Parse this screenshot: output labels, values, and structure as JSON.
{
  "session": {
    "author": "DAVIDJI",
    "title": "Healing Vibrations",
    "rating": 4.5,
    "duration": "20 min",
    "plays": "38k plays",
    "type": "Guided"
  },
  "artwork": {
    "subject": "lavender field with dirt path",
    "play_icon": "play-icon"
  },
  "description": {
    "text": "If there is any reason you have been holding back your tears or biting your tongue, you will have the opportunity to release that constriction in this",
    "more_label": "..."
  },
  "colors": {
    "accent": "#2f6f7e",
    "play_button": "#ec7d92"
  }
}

:::::

▶ _What you will do_: Each line above is to be repeated exactly.

▶ _Response to this task_:
Parse this screenshot: output labels, values, and structure as JSON.
{
  "session": {
    "author": "DAVIDJI",
    "title": "Healing Vibrations",
    "rating": 4.5,
    "duration": "20 min",
    "plays": "38k plays",
    "type": "Guided"
  },
  "artwork": {
    "subject": "lavender field with dirt path",
    "play_icon": "play-icon"
  },
  "description": {
    "text": "If there is any reason you have been holding back your tears or biting your tongue, you will have the opportunity to release that constriction in this",
    "more_label": "..."
  },
  "colors": {
    "accent": "#2f6f7e",
    "play_button": "#ec7d92"
  }
}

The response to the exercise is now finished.